━━ RECORDED DATA

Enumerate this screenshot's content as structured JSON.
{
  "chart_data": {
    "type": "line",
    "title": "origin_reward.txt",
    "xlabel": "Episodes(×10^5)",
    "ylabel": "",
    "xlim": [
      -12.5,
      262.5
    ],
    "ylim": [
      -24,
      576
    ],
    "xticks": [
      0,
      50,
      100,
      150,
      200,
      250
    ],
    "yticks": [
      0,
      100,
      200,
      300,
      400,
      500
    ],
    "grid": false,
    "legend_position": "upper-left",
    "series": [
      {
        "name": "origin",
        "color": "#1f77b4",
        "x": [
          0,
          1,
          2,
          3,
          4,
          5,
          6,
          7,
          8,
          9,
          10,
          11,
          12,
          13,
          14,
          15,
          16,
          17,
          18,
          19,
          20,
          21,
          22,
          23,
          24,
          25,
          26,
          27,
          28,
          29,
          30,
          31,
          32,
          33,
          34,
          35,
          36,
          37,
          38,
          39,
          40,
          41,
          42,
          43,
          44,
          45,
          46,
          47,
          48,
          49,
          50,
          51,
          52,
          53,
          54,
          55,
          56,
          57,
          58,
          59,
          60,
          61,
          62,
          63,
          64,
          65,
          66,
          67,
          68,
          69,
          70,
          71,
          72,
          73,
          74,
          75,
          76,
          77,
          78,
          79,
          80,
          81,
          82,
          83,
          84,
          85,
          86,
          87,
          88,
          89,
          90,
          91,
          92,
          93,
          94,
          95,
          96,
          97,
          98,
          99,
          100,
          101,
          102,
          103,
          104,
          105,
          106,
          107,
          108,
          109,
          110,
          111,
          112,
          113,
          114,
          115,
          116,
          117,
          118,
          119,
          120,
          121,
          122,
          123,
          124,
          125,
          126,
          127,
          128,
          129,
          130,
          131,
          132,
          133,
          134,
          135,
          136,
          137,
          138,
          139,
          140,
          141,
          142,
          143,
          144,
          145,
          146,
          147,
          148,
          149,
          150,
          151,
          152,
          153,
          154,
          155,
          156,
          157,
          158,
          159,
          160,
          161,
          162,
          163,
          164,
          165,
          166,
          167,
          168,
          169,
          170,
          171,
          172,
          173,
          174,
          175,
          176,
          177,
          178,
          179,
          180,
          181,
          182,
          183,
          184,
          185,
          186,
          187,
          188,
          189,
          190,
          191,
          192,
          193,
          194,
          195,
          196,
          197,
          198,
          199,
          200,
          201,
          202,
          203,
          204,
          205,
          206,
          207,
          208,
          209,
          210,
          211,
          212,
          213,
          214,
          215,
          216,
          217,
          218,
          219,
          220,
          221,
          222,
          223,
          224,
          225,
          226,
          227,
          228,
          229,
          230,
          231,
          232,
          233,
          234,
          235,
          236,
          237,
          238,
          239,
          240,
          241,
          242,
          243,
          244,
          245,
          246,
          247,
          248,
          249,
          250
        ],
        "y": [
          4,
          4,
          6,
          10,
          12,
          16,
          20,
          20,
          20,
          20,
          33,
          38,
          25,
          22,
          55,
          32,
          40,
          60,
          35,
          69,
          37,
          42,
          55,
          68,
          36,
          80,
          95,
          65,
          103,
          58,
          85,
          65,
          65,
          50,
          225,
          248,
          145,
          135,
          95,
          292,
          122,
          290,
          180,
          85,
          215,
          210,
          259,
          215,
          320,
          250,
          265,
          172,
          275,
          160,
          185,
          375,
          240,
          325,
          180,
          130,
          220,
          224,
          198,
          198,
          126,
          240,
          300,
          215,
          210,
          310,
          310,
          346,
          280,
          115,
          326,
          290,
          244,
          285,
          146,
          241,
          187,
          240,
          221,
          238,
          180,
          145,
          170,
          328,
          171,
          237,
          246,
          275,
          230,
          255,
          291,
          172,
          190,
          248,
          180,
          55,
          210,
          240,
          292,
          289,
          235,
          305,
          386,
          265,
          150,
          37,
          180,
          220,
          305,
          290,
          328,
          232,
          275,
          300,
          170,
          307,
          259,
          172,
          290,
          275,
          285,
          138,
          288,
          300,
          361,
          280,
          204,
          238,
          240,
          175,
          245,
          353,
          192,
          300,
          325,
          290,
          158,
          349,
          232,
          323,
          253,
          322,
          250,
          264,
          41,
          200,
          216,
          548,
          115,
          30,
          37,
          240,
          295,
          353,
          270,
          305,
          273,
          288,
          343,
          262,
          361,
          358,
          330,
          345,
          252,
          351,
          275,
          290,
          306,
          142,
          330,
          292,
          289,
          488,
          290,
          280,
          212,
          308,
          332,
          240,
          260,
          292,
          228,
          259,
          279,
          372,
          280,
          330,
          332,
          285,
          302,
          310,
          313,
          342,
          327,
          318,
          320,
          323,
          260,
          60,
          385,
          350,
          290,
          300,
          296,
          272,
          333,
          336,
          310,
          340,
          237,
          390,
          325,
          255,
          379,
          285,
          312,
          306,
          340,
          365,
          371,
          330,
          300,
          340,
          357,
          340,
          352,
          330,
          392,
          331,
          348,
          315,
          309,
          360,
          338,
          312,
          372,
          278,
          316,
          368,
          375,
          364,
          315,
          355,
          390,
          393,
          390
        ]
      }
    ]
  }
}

━━━━

### YOUR TASK
Please output the entire listing exactly as it stands.

### ANSWER FOR THE TASK
Enumerate this screenshot's content as structured JSON.
{
  "chart_data": {
    "type": "line",
    "title": "origin_reward.txt",
    "xlabel": "Episodes(×10^5)",
    "ylabel": "",
    "xlim": [
      -12.5,
      262.5
    ],
    "ylim": [
      -24,
      576
    ],
    "xticks": [
      0,
      50,
      100,
      150,
      200,
      250
    ],
    "yticks": [
      0,
      100,
      200,
      300,
      400,
      500
    ],
    "grid": false,
    "legend_position": "upper-left",
    "series": [
      {
        "name": "origin",
        "color": "#1f77b4",
        "x": [
          0,
          1,
          2,
          3,
          4,
          5,
          6,
          7,
          8,
          9,
          10,
          11,
          12,
          13,
          14,
          15,
          16,
          17,
          18,
          19,
          20,
          21,
          22,
          23,
          24,
          25,
          26,
          27,
          28,
          29,
          30,
          31,
          32,
          33,
          34,
          35,
          36,
          37,
          38,
          39,
          40,
          41,
          42,
          43,
          44,
          45,
          46,
          47,
          48,
          49,
          50,
          51,
          52,
          53,
          54,
          55,
          56,
          57,
          58,
          59,
          60,
          61,
          62,
          63,
          64,
          65,
          66,
          67,
          68,
          69,
          70,
          71,
          72,
          73,
          74,
          75,
          76,
          77,
          78,
          79,
          80,
          81,
          82,
          83,
          84,
          85,
          86,
          87,
          88,
          89,
          90,
          91,
          92,
          93,
          94,
          95,
          96,
          97,
          98,
          99,
          100,
          101,
          102,
          103,
          104,
          105,
          106,
          107,
          108,
          109,
          110,
          111,
          112,
          113,
          114,
          115,
          116,
          117,
          118,
          119,
          120,
          121,
          122,
          123,
          124,
          125,
          126,
          127,
          128,
          129,
          130,
          131,
          132,
          133,
          134,
          135,
          136,
          137,
          138,
          139,
          140,
          141,
          142,
          143,
          144,
          145,
          146,
          147,
          148,
          149,
          150,
          151,
          152,
          153,
          154,
          155,
          156,
          157,
          158,
          159,
          160,
          161,
          162,
          163,
          164,
          165,
          166,
          167,
          168,
          169,
          170,
          171,
          172,
          173,
          174,
          175,
          176,
          177,
          178,
          179,
          180,
          181,
          182,
          183,
          184,
          185,
          186,
          187,
          188,
          189,
          190,
          191,
          192,
          193,
          194,
          195,
          196,
          197,
          198,
          199,
          200,
          201,
          202,
          203,
          204,
          205,
          206,
          207,
          208,
          209,
          210,
          211,
          212,
          213,
          214,
          215,
          216,
          217,
          218,
          219,
          220,
          221,
          222,
          223,
          224,
          225,
          226,
          227,
          228,
          229,
          230,
          231,
          232,
          233,
          234,
          235,
          236,
          237,
          238,
          239,
          240,
          241,
          242,
          243,
          244,
          245,
          246,
          247,
          248,
          249,
          250
        ],
        "y": [
          4,
          4,
          6,
          10,
          12,
          16,
          20,
          20,
          20,
          20,
          33,
          38,
          25,
          22,
          55,
          32,
          40,
          60,
          35,
          69,
          37,
          42,
          55,
          68,
          36,
          80,
          95,
          65,
          103,
          58,
          85,
          65,
          65,
          50,
          225,
          248,
          145,
          135,
          95,
          292,
          122,
          290,
          180,
          85,
          215,
          210,
          259,
          215,
          320,
          250,
          265,
          172,
          275,
          160,
          185,
          375,
          240,
          325,
          180,
          130,
          220,
          224,
          198,
          198,
          126,
          240,
          300,
          215,
          210,
          310,
          310,
          346,
          280,
          115,
          326,
          290,
          244,
          285,
          146,
          241,
          187,
          240,
          221,
          238,
          180,
          145,
          170,
          328,
          171,
          237,
          246,
          275,
          230,
          255,
          291,
          172,
          190,
          248,
          180,
          55,
          210,
          240,
          292,
          289,
          235,
          305,
          386,
          265,
          150,
          37,
          180,
          220,
          305,
          290,
          328,
          232,
          275,
          300,
          170,
          307,
          259,
          172,
          290,
          275,
          285,
          138,
          288,
          300,
          361,
          280,
          204,
          238,
          240,
          175,
          245,
          353,
          192,
          300,
          325,
          290,
          158,
          349,
          232,
          323,
          253,
          322,
          250,
          264,
          41,
          200,
          216,
          548,
          115,
          30,
          37,
          240,
          295,
          353,
          270,
          305,
          273,
          288,
          343,
          262,
          361,
          358,
          330,
          345,
          252,
          351,
          275,
          290,
          306,
          142,
          330,
          292,
          289,
          488,
          290,
          280,
          212,
          308,
          332,
          240,
          260,
          292,
          228,
          259,
          279,
          372,
          280,
          330,
          332,
          285,
          302,
          310,
          313,
          342,
          327,
          318,
          320,
          323,
          260,
          60,
          385,
          350,
          290,
          300,
          296,
          272,
          333,
          336,
          310,
          340,
          237,
          390,
          325,
          255,
          379,
          285,
          312,
          306,
          340,
          365,
          371,
          330,
          300,
          340,
          357,
          340,
          352,
          330,
          392,
          331,
          348,
          315,
          309,
          360,
          338,
          312,
          372,
          278,
          316,
          368,
          375,
          364,
          315,
          355,
          390,
          393,
          390
        ]
      }
    ]
  }
}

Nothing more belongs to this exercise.